Objective:
Only the lines from the one containing "OCR this image." through the end of the data below should be copied, each exactly as written and with both ends kept.

Supplied records:
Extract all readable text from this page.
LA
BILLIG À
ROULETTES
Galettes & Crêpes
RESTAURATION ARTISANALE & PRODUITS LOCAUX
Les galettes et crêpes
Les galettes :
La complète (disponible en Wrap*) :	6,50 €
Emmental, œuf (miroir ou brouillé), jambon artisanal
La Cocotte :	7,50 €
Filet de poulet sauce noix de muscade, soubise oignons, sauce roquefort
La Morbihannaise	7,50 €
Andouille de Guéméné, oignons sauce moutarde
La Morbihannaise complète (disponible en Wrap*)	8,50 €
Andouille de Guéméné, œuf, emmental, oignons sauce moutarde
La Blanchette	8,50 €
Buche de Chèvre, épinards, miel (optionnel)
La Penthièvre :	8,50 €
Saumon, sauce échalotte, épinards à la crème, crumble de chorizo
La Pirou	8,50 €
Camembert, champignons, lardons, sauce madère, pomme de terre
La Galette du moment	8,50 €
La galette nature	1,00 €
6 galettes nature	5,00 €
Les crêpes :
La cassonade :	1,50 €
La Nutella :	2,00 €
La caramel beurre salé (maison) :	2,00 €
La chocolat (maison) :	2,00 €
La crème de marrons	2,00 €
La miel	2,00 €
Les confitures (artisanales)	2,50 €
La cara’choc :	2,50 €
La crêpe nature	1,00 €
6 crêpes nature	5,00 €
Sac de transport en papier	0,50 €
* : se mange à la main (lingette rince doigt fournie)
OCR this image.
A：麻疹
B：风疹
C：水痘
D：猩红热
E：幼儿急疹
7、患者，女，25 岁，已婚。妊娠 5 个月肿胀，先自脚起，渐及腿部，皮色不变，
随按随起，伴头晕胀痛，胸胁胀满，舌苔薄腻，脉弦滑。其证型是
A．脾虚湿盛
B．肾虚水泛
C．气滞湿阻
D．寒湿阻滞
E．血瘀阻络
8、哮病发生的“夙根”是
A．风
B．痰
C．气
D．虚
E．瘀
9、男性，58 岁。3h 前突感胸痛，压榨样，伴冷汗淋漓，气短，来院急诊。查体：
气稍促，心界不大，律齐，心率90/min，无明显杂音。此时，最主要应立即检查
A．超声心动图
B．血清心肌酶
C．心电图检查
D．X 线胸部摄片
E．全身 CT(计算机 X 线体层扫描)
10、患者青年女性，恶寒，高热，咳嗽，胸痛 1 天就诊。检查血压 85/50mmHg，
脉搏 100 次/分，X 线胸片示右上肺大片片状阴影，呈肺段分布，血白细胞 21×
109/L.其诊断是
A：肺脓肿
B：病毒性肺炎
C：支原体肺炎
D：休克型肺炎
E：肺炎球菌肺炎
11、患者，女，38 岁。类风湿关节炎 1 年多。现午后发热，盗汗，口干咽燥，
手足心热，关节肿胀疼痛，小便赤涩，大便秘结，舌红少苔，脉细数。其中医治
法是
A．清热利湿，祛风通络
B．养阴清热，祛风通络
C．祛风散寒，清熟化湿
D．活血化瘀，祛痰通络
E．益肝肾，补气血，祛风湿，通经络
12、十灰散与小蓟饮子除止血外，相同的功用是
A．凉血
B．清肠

Answer to the task:
OCR this image.
A：麻疹
B：风疹
C：水痘
D：猩红热
E：幼儿急疹
7、患者，女，25 岁，已婚。妊娠 5 个月肿胀，先自脚起，渐及腿部，皮色不变，
随按随起，伴头晕胀痛，胸胁胀满，舌苔薄腻，脉弦滑。其证型是
A．脾虚湿盛
B．肾虚水泛
C．气滞湿阻
D．寒湿阻滞
E．血瘀阻络
8、哮病发生的“夙根”是
A．风
B．痰
C．气
D．虚
E．瘀
9、男性，58 岁。3h 前突感胸痛，压榨样，伴冷汗淋漓，气短，来院急诊。查体：
气稍促，心界不大，律齐，心率90/min，无明显杂音。此时，最主要应立即检查
A．超声心动图
B．血清心肌酶
C．心电图检查
D．X 线胸部摄片
E．全身 CT(计算机 X 线体层扫描)
10、患者青年女性，恶寒，高热，咳嗽，胸痛 1 天就诊。检查血压 85/50mmHg，
脉搏 100 次/分，X 线胸片示右上肺大片片状阴影，呈肺段分布，血白细胞 21×
109/L.其诊断是
A：肺脓肿
B：病毒性肺炎
C：支原体肺炎
D：休克型肺炎
E：肺炎球菌肺炎
11、患者，女，38 岁。类风湿关节炎 1 年多。现午后发热，盗汗，口干咽燥，
手足心热，关节肿胀疼痛，小便赤涩，大便秘结，舌红少苔，脉细数。其中医治
法是
A．清热利湿，祛风通络
B．养阴清热，祛风通络
C．祛风散寒，清熟化湿
D．活血化瘀，祛痰通络
E．益肝肾，补气血，祛风湿，通经络
12、十灰散与小蓟饮子除止血外，相同的功用是
A．凉血
B．清肠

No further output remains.